§ 課題 1
記事のうち「小売りの「Dynamic B」で始まり「で意思決定できるようにする。」で終わる部分を、「アナリティクス」を「データ分析」に差し替えて書き出すこと。
§ 課題 2
記事の「小売りの「Dynamic Buy」は」で始まる段落を、主な事実を残したまま短く書き直すこと。

§ 記事抜粋
============

IBMはスペイン時間の3月2日、業界ごとに顧客が課題の解決を図れるようにするため、Appleと共同で「IBM MobileFirst for iOS Apps」のポートフォリオを拡張したと発表した。同日から提供を開始しており、カスタマイズもできる。既に、CitiやSprint、Air Canadaなど50社以上が採用しており、顧客の目線に立ち、従来とは視点の異なるアプリケーションをすばやく構築する手法に、本格的に取り組む。
MobileFirst for iOS Appsでは、旅行・運輸や小売り、銀行・金融サービスに向けた業種特化型のモバイルアプリをを提供する。数億人に上るユーザーが、仕事の役割と効率性を高められる可能性があるとIBMは強調する。
旅行・運輸の「Passenger Care」で、サービスエージェントはどこにいても旅行者の要望に対応できる。パーソナライズ化された体験を旅行者に提供。チェックインを迅速化し、空港の混雑を緩和できるようになるとのこと。
小売りの「Dynamic Buy」は、これまで購入の意思決定を経験や勘に頼る傾向があった小売業界の仕入れ担当者向け。製品の性能や季節ごとの推奨事項などについてリアルタイムの見通しとデータに基づく提案を得られるため、投資収益率(ROI)を向上させられるとしている。
銀行・金融サービス向けの「Advisor Alerts」は、アナリティクスを活用し、金融担当者による外出先での顧客関連業務の優先順位付けを支援する。担当者が十分な情報に基づいて適切なタイミングで意思決定できるようにする。
カスタマイズされたアナリティクスに基づき、パーソナライズ化されたダッシュボードからアドバイザーに最重要事項を伝えられるという。
IBMとAppleのパートナーシップを担当するIBMゼネラルマネージャーのFred Balboni氏は「AppleとIBMは、仕事のやり方を変革する新たなカテゴリのビジネスアプリケーションを開発するため、パートナー関係にある。数百万人の従業員が社外で情報を取り込み、処理し、利用するようなスタイルに変革することを目指している。目標は、すべての従業員がiOSデバイスを使って、時間や場所を問わずに利用できるようにすることで、あらゆる企業のパフォーマンスを上げること」としている。
Air Canada、American Eagle Outfitters、Banorte、Boots UK、Citi、Sprintなど50社以上の企業が契約に至っている。
Boots UKのマルチチャネル担当ディレクターであるRobin Phillips氏は「優れた顧客サービスを提供することがBootsの顧客体験の中核にある。モバイルテクノロジによって顧客に新たなレベルの利便性とアクセス性を提供できる」とコメント。
Boots UKは、小売り支援アプリの「Sales Assist」(試行版)でスタッフがそれぞれの接客機会を個々の顧客に応じたユニークな体験に変えられるようにするという。Bootsのスタッフが、リアルタイムで在庫を確認したり、店内で簡単に発注業務をしたりできるようにした。

============

§ 確認するデータ
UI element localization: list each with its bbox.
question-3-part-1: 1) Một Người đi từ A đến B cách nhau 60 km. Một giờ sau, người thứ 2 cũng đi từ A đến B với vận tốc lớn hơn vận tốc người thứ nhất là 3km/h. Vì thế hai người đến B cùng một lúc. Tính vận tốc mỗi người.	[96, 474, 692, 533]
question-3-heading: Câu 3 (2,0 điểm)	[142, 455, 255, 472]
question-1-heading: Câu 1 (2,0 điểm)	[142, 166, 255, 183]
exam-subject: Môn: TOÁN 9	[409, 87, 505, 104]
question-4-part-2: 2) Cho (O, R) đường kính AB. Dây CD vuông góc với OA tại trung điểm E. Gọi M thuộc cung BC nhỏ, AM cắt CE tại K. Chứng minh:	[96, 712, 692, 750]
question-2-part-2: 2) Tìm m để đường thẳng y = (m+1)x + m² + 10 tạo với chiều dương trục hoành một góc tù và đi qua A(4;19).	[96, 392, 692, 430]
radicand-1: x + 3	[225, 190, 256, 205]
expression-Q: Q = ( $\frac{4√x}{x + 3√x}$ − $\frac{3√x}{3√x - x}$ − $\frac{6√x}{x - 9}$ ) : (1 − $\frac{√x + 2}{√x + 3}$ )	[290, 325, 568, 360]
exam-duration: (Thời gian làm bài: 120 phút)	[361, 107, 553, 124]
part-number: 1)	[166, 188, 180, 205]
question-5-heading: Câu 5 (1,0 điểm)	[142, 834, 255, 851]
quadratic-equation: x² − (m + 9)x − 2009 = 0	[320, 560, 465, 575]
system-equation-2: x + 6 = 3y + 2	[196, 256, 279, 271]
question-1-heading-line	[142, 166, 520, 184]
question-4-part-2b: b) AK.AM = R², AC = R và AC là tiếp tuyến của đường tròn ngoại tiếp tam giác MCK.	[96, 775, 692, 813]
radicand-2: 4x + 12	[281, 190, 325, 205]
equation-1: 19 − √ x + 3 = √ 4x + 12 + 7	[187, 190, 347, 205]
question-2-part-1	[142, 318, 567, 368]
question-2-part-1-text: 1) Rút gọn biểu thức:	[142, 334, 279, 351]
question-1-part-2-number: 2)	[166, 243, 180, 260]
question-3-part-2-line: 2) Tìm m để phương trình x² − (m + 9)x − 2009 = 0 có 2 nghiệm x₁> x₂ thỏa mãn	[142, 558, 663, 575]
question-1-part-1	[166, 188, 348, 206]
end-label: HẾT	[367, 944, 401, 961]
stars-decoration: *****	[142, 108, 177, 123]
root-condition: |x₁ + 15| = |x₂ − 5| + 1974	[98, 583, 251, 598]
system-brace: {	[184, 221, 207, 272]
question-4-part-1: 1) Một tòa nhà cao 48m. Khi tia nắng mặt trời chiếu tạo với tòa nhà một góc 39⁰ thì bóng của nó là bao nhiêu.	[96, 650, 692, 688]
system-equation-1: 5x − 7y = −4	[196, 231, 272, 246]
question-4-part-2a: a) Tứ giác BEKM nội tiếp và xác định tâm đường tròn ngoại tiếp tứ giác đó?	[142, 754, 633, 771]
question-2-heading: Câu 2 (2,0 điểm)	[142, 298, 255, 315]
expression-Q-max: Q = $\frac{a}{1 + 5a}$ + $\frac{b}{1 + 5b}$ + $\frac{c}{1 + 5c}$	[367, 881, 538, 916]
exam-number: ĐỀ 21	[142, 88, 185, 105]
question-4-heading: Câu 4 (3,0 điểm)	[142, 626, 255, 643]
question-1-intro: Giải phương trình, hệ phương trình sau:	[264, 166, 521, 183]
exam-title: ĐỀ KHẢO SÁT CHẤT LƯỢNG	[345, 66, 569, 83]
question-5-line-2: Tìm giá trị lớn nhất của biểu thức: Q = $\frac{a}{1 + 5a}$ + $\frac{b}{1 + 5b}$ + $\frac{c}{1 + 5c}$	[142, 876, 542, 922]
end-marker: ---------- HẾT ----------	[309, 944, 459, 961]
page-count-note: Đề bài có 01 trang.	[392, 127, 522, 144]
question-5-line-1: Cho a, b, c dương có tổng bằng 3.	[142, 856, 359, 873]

============

§ 模範解答 1
小売りの「Dynamic Buy」は、これまで購入の意思決定を経験や勘に頼る傾向があった小売業界の仕入れ担当者向け。製品の性能や季節ごとの推奨事項などについてリアルタイムの見通しとデータに基づく提案を得られるため、投資収益率(ROI)を向上させられるとしている。
銀行・金融サービス向けの「Advisor Alerts」は、データ分析を活用し、金融担当者による外出先での顧客関連業務の優先順位付けを支援する。担当者が十分な情報に基づいて適切なタイミングで意思決定できるようにする。

§ 模範解答 2
「Dynamic Buy」は、購入判断を経験や勘に頼りがちだった小売業界の仕入れ担当者向けのアプリである。製品の性能や季節ごとの推奨事項について、リアルタイムの見通しとデータに基づく提案が得られ、投資収益率(ROI)を高められるとされる。